_Information supplied_
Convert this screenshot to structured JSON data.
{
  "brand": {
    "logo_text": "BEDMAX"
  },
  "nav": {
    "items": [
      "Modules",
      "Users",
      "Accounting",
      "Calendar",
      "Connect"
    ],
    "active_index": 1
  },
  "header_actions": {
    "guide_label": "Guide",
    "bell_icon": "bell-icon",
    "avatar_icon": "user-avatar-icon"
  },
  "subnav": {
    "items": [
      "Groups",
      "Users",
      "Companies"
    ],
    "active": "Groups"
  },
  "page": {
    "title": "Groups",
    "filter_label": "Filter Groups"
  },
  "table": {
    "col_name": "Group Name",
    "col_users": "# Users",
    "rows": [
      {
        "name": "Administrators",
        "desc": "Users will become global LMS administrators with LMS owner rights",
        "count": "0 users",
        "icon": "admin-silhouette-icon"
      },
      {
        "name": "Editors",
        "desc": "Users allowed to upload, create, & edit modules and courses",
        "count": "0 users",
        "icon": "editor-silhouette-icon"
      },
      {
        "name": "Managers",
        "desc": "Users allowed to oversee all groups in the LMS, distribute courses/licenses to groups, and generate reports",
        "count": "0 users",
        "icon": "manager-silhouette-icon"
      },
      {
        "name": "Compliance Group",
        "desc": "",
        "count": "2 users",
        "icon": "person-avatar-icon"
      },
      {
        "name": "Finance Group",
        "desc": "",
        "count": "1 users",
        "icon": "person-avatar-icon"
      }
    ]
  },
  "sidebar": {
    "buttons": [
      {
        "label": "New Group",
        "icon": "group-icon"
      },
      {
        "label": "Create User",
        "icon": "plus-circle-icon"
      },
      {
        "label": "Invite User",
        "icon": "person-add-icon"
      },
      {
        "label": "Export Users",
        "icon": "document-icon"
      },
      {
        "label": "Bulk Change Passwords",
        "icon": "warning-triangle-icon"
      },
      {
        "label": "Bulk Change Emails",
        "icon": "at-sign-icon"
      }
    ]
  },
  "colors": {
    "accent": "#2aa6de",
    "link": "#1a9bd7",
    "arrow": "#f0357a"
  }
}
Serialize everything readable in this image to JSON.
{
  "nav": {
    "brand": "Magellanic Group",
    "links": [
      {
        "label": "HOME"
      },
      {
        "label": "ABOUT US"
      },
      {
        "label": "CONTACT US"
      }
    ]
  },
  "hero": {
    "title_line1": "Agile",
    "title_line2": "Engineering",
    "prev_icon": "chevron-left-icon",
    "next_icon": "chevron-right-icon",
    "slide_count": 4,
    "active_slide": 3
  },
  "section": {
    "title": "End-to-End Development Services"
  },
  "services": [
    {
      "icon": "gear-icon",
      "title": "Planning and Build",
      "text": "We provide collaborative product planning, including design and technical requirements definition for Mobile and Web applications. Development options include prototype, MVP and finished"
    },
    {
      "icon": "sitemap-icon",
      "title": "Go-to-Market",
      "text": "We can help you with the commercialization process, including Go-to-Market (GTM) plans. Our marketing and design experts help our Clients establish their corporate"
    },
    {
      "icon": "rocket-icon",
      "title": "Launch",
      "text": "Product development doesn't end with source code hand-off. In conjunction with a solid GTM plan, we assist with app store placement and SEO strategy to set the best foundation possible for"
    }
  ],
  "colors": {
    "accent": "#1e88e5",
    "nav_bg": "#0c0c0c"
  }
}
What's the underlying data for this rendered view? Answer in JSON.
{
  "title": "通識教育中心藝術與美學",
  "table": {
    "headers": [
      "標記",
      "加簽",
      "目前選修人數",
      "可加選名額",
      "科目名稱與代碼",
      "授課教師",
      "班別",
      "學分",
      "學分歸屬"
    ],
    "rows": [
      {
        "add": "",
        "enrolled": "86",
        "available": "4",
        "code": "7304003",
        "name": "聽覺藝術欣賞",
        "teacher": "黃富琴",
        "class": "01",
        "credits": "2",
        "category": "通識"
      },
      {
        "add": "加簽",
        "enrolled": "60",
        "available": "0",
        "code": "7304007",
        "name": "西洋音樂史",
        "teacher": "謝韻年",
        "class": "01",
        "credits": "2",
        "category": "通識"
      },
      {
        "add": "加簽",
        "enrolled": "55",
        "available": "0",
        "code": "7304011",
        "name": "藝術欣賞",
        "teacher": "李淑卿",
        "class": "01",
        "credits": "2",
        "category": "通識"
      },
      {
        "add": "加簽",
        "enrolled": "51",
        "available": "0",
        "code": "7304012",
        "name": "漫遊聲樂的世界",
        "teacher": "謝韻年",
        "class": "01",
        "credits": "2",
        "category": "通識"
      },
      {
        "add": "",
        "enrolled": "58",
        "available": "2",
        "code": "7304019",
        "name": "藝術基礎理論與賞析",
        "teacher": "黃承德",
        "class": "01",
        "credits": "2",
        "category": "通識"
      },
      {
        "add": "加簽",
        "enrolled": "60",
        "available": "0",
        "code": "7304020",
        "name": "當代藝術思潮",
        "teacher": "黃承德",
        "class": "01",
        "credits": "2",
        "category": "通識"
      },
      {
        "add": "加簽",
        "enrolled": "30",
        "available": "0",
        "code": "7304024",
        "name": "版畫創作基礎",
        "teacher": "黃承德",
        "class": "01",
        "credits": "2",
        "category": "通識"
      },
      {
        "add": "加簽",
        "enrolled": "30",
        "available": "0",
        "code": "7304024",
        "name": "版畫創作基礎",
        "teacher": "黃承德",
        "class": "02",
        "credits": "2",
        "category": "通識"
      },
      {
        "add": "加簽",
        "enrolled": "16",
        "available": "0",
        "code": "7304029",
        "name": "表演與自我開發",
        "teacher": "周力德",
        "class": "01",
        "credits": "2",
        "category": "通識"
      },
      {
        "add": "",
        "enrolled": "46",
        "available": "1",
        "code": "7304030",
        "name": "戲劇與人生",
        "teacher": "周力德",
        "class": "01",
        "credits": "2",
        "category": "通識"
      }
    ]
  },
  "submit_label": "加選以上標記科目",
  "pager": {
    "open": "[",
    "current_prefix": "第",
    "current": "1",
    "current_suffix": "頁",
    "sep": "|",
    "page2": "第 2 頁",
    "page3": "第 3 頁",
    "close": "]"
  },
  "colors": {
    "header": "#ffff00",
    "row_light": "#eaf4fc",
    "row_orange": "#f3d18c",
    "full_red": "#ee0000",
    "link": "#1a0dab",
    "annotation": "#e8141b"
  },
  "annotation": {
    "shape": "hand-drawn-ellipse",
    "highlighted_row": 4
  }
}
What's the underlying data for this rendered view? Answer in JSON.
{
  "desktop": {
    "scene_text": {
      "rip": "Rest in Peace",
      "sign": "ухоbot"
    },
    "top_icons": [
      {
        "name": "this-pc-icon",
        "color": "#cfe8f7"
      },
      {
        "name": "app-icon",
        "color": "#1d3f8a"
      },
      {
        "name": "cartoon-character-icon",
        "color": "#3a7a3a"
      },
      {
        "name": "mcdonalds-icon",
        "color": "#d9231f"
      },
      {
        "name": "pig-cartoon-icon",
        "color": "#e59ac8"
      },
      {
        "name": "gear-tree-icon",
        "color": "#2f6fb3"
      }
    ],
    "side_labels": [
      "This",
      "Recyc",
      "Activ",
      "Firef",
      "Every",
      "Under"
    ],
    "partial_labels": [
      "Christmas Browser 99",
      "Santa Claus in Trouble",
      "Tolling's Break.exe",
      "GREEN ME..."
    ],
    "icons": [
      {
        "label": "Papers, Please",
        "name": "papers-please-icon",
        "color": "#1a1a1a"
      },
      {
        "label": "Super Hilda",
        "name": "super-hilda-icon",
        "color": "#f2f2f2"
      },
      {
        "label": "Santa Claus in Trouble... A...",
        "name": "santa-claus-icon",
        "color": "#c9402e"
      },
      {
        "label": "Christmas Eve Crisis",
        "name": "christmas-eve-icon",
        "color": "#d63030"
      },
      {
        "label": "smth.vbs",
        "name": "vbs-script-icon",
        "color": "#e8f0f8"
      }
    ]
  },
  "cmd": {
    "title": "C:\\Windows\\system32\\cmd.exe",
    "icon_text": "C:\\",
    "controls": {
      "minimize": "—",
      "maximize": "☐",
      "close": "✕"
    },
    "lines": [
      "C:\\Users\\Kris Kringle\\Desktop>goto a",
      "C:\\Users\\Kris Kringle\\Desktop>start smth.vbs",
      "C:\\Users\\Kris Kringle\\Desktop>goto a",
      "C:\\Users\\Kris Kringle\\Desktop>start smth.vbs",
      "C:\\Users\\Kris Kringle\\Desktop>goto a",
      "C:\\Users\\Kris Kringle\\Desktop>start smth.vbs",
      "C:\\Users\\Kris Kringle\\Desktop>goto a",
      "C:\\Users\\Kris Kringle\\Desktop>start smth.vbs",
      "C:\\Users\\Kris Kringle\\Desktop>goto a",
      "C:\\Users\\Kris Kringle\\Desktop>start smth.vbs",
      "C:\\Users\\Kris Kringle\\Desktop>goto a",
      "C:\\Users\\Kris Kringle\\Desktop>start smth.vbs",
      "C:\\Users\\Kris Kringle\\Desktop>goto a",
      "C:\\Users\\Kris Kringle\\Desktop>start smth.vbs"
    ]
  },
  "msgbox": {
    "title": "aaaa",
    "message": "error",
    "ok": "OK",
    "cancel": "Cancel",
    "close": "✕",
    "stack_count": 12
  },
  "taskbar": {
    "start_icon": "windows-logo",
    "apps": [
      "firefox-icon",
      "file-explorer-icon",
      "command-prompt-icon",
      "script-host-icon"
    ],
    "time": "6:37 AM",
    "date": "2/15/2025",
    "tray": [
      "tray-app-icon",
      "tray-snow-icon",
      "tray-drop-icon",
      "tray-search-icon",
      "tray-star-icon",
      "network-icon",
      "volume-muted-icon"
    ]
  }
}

_Given instruction_
From the data, list each line in which the string "Market" appears.

_Completed task_
      "title": "Go-to-Market",
      "text": "We can help you with the commercialization process, including Go-to-Market (GTM) plans. Our marketing and design experts help our Clients establish their corporate"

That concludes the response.